══ INFORMATION SUPPLIED
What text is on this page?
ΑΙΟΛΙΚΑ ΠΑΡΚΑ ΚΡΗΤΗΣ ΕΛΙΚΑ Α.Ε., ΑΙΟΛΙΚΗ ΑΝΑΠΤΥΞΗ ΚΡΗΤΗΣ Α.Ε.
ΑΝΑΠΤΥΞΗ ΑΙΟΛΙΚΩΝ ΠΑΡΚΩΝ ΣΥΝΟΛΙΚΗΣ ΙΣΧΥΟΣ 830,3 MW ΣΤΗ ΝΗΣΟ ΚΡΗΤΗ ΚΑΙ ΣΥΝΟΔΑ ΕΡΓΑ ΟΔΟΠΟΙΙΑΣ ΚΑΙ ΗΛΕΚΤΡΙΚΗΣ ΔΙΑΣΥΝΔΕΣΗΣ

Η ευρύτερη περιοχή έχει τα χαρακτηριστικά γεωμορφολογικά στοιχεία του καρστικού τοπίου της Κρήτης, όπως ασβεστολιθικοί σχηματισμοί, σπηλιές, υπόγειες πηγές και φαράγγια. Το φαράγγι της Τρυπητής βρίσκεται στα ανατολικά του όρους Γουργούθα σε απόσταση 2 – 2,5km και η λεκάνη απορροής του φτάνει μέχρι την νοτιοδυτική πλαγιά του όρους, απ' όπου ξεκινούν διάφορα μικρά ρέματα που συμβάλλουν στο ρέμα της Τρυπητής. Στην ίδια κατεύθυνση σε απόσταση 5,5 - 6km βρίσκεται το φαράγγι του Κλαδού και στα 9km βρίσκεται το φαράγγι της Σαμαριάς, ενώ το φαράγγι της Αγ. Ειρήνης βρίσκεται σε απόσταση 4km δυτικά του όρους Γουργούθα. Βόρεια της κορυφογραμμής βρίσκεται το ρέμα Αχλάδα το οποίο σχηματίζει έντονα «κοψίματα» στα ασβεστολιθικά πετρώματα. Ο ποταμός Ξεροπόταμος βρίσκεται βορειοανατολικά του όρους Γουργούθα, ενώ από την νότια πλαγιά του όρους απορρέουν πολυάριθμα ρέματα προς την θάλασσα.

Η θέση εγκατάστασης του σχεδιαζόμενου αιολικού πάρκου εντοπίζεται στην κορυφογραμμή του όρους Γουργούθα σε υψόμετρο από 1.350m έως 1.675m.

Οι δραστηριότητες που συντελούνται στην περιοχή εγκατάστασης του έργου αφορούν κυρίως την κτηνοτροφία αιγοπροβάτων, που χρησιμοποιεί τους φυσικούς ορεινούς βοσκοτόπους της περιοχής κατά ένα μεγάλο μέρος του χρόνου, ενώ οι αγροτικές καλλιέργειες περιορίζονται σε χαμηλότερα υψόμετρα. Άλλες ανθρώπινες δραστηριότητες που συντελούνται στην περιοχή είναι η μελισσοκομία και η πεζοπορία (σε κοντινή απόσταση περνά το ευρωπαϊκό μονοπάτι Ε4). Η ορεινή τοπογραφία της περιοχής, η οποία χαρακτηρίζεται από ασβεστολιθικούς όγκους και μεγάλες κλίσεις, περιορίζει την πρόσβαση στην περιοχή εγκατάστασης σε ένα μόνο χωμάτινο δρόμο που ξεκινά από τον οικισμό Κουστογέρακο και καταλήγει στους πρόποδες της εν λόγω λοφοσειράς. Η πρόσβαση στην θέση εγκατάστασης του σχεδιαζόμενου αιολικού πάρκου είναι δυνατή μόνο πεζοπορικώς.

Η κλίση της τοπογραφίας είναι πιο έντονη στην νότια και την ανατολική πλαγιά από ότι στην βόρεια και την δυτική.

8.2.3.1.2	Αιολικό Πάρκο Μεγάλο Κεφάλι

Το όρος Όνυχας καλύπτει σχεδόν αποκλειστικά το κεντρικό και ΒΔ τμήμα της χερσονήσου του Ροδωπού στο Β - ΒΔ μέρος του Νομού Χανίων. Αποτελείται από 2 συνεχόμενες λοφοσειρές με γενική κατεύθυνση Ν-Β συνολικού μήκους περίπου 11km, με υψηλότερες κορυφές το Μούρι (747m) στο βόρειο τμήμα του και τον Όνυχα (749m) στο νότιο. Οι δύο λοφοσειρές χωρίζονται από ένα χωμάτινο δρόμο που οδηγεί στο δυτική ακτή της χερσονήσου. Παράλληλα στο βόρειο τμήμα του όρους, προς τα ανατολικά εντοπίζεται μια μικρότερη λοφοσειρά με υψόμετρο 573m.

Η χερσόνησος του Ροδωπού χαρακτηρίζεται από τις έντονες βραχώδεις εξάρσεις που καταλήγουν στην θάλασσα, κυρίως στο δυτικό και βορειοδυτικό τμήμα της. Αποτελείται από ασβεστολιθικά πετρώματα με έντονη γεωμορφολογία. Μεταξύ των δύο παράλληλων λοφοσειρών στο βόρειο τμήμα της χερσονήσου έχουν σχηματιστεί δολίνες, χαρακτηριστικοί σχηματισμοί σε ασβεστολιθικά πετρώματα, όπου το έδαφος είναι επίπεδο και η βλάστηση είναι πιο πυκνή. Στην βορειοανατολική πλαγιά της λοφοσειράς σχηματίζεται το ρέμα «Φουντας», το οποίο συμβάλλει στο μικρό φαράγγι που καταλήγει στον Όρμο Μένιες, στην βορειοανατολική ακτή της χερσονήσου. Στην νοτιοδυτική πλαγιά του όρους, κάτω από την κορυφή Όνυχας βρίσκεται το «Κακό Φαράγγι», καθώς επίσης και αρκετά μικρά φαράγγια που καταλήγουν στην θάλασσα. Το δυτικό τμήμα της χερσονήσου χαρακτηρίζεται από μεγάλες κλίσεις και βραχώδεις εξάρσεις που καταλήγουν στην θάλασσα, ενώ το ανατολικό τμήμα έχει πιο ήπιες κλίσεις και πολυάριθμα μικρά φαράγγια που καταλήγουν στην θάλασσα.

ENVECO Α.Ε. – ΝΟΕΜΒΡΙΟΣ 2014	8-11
════
Find every line that holds "ΑΝΑΠΤΥΞΗ" and copy it.

◆ **SOLVED PROBLEM**
ΑΙΟΛΙΚΑ ΠΑΡΚΑ ΚΡΗΤΗΣ ΕΛΙΚΑ Α.Ε., ΑΙΟΛΙΚΗ ΑΝΑΠΤΥΞΗ ΚΡΗΤΗΣ Α.Ε.
ΑΝΑΠΤΥΞΗ ΑΙΟΛΙΚΩΝ ΠΑΡΚΩΝ ΣΥΝΟΛΙΚΗΣ ΙΣΧΥΟΣ 830,3 MW ΣΤΗ ΝΗΣΟ ΚΡΗΤΗ ΚΑΙ ΣΥΝΟΔΑ ΕΡΓΑ ΟΔΟΠΟΙΙΑΣ ΚΑΙ ΗΛΕΚΤΡΙΚΗΣ ΔΙΑΣΥΝΔΕΣΗΣ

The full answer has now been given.